• **Directive**: Quote the records in full and leave their pictures out.

• **Stored records**:

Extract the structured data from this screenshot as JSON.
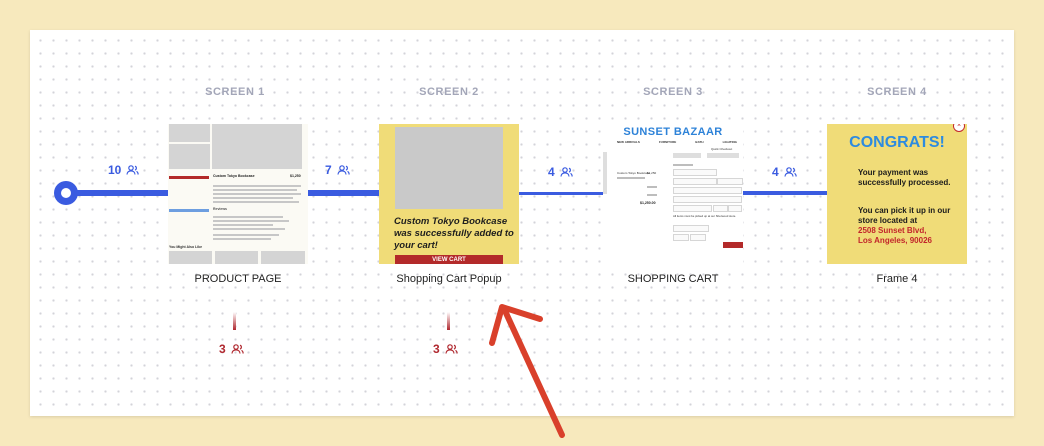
{
  "screens": [
    {
      "heading": "SCREEN 1",
      "name": "PRODUCT PAGE"
    },
    {
      "heading": "SCREEN 2",
      "name": "Shopping Cart Popup"
    },
    {
      "heading": "SCREEN 3",
      "name": "SHOPPING CART"
    },
    {
      "heading": "SCREEN 4",
      "name": "Frame 4"
    }
  ],
  "flow_counts": {
    "start": "10",
    "to_screen2": "7",
    "to_screen3": "4",
    "to_screen4": "4"
  },
  "drop_counts": {
    "screen1": "3",
    "screen2": "3"
  },
  "product_page": {
    "title": "Custom Tokyo Bookcase",
    "price": "$1,250",
    "section_label": "Reviews",
    "also_label": "You Might Also Like"
  },
  "popup": {
    "message": "Custom Tokyo Bookcase was successfully added to your cart!",
    "button": "VIEW CART"
  },
  "cart": {
    "brand": "SUNSET BAZAAR",
    "nav": [
      "NEW ARRIVALS",
      "FURNITURE",
      "BATH",
      "LIGHTING"
    ],
    "quick_checkout": "Quick Checkout",
    "item": "Custom Tokyo Bookcase",
    "item_price": "$1,250",
    "total": "$1,250.00",
    "pickup_note": "All items must be picked up at our Sherwood store."
  },
  "congrats": {
    "heading": "CONGRATS!",
    "line1": "Your payment was successfully processed.",
    "line2": "You can pick it up in our store located at",
    "address": "2508 Sunset Blvd, Los Angeles, 90026"
  },
  "colors": {
    "flow": "#3a5be0",
    "dropoff": "#b0282f",
    "accent_yellow": "#f0dc78",
    "brand_blue": "#2d82d8",
    "annotation_arrow": "#d9402b"
  },
  "icons": {
    "user_group": "users-icon",
    "start_node": "start-node-icon",
    "annotation": "arrow-annotation"
  }
}
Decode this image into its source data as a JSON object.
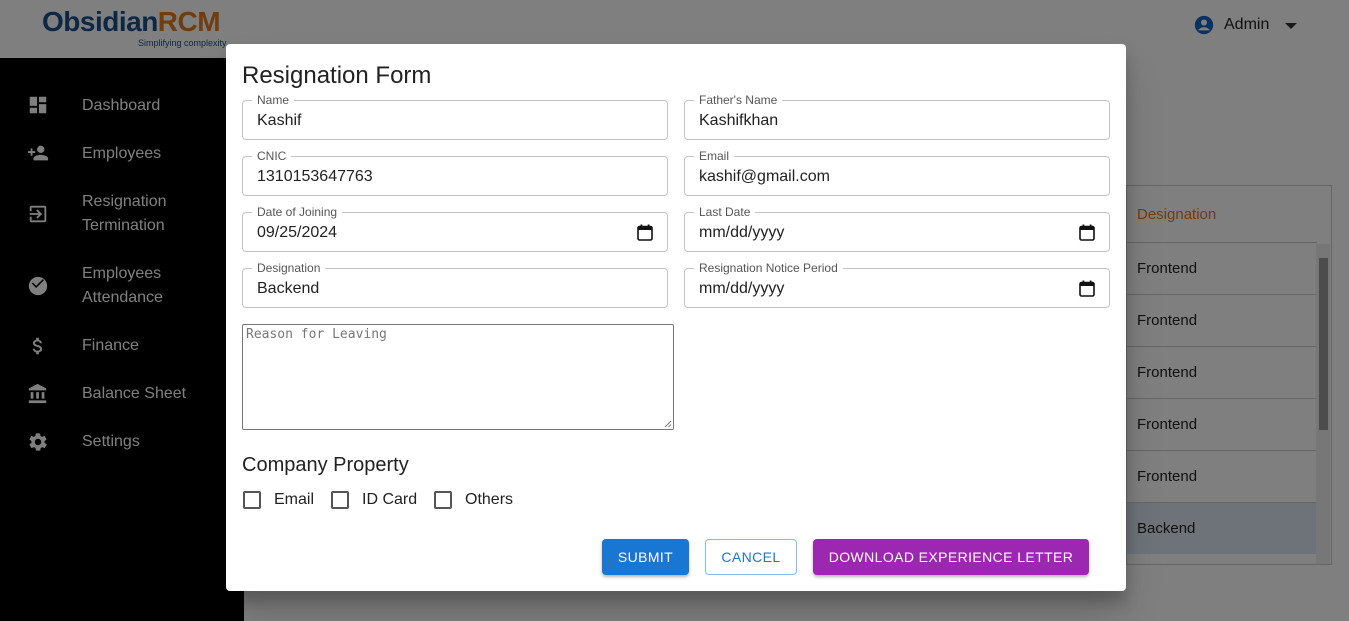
{
  "app": {
    "logo_main_a": "Obsidian",
    "logo_main_b": "RCM",
    "logo_tagline": "Simplifying complexity",
    "user_label": "Admin"
  },
  "sidebar": {
    "items": [
      {
        "label": "Dashboard",
        "icon": "dashboard-icon"
      },
      {
        "label": "Employees",
        "icon": "person-add-icon"
      },
      {
        "label": "Resignation Termination",
        "icon": "exit-icon"
      },
      {
        "label": "Employees Attendance",
        "icon": "check-circle-icon"
      },
      {
        "label": "Finance",
        "icon": "dollar-icon"
      },
      {
        "label": "Balance Sheet",
        "icon": "bank-icon"
      },
      {
        "label": "Settings",
        "icon": "gear-icon"
      }
    ]
  },
  "table": {
    "header": "Designation",
    "rows": [
      "Frontend",
      "Frontend",
      "Frontend",
      "Frontend",
      "Frontend",
      "Backend"
    ]
  },
  "dialog": {
    "title": "Resignation Form",
    "fields": {
      "name": {
        "label": "Name",
        "value": "Kashif"
      },
      "father_name": {
        "label": "Father's Name",
        "value": "Kashifkhan"
      },
      "cnic": {
        "label": "CNIC",
        "value": "1310153647763"
      },
      "email": {
        "label": "Email",
        "value": "kashif@gmail.com"
      },
      "date_of_joining": {
        "label": "Date of Joining",
        "value": "09/25/2024"
      },
      "last_date": {
        "label": "Last Date",
        "value": "mm/dd/yyyy"
      },
      "designation": {
        "label": "Designation",
        "value": "Backend"
      },
      "notice_period": {
        "label": "Resignation Notice Period",
        "value": "mm/dd/yyyy"
      }
    },
    "reason_placeholder": "Reason for Leaving",
    "company_property": {
      "title": "Company Property",
      "options": [
        "Email",
        "ID Card",
        "Others"
      ]
    },
    "buttons": {
      "submit": "Submit",
      "cancel": "Cancel",
      "download": "Download Experience Letter"
    }
  },
  "colors": {
    "primary": "#1976d2",
    "secondary": "#9c27b0",
    "brand_blue": "#1b4f8a",
    "brand_orange": "#e07b20"
  }
}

• **Result for this exercise**:
Extract the structured data from this screenshot as JSON.
{
  "screens": [
    {
      "heading": "SCREEN 1",
      "name": "PRODUCT PAGE"
    },
    {
      "heading": "SCREEN 2",
      "name": "Shopping Cart Popup"
    },
    {
      "heading": "SCREEN 3",
      "name": "SHOPPING CART"
    },
    {
      "heading": "SCREEN 4",
      "name": "Frame 4"
    }
  ],
  "flow_counts": {
    "start": "10",
    "to_screen2": "7",
    "to_screen3": "4",
    "to_screen4": "4"
  },
  "drop_counts": {
    "screen1": "3",
    "screen2": "3"
  },
  "product_page": {
    "title": "Custom Tokyo Bookcase",
    "price": "$1,250",
    "section_label": "Reviews",
    "also_label": "You Might Also Like"
  },
  "popup": {
    "message": "Custom Tokyo Bookcase was successfully added to your cart!",
    "button": "VIEW CART"
  },
  "cart": {
    "brand": "SUNSET BAZAAR",
    "nav": [
      "NEW ARRIVALS",
      "FURNITURE",
      "BATH",
      "LIGHTING"
    ],
    "quick_checkout": "Quick Checkout",
    "item": "Custom Tokyo Bookcase",
    "item_price": "$1,250",
    "total": "$1,250.00",
    "pickup_note": "All items must be picked up at our Sherwood store."
  },
  "congrats": {
    "heading": "CONGRATS!",
    "line1": "Your payment was successfully processed.",
    "line2": "You can pick it up in our store located at",
    "address": "2508 Sunset Blvd, Los Angeles, 90026"
  },
  "colors": {
    "flow": "#3a5be0",
    "dropoff": "#b0282f",
    "accent_yellow": "#f0dc78",
    "brand_blue": "#2d82d8",
    "annotation_arrow": "#d9402b"
  },
  "icons": {
    "user_group": "users-icon",
    "start_node": "start-node-icon",
    "annotation": "arrow-annotation"
  }
}
Decode this image into its source data as a JSON object.
{
  "app": {
    "logo_main_a": "Obsidian",
    "logo_main_b": "RCM",
    "logo_tagline": "Simplifying complexity",
    "user_label": "Admin"
  },
  "sidebar": {
    "items": [
      {
        "label": "Dashboard",
        "icon": "dashboard-icon"
      },
      {
        "label": "Employees",
        "icon": "person-add-icon"
      },
      {
        "label": "Resignation Termination",
        "icon": "exit-icon"
      },
      {
        "label": "Employees Attendance",
        "icon": "check-circle-icon"
      },
      {
        "label": "Finance",
        "icon": "dollar-icon"
      },
      {
        "label": "Balance Sheet",
        "icon": "bank-icon"
      },
      {
        "label": "Settings",
        "icon": "gear-icon"
      }
    ]
  },
  "table": {
    "header": "Designation",
    "rows": [
      "Frontend",
      "Frontend",
      "Frontend",
      "Frontend",
      "Frontend",
      "Backend"
    ]
  },
  "dialog": {
    "title": "Resignation Form",
    "fields": {
      "name": {
        "label": "Name",
        "value": "Kashif"
      },
      "father_name": {
        "label": "Father's Name",
        "value": "Kashifkhan"
      },
      "cnic": {
        "label": "CNIC",
        "value": "1310153647763"
      },
      "email": {
        "label": "Email",
        "value": "kashif@gmail.com"
      },
      "date_of_joining": {
        "label": "Date of Joining",
        "value": "09/25/2024"
      },
      "last_date": {
        "label": "Last Date",
        "value": "mm/dd/yyyy"
      },
      "designation": {
        "label": "Designation",
        "value": "Backend"
      },
      "notice_period": {
        "label": "Resignation Notice Period",
        "value": "mm/dd/yyyy"
      }
    },
    "reason_placeholder": "Reason for Leaving",
    "company_property": {
      "title": "Company Property",
      "options": [
        "Email",
        "ID Card",
        "Others"
      ]
    },
    "buttons": {
      "submit": "Submit",
      "cancel": "Cancel",
      "download": "Download Experience Letter"
    }
  },
  "colors": {
    "primary": "#1976d2",
    "secondary": "#9c27b0",
    "brand_blue": "#1b4f8a",
    "brand_orange": "#e07b20"
  }
}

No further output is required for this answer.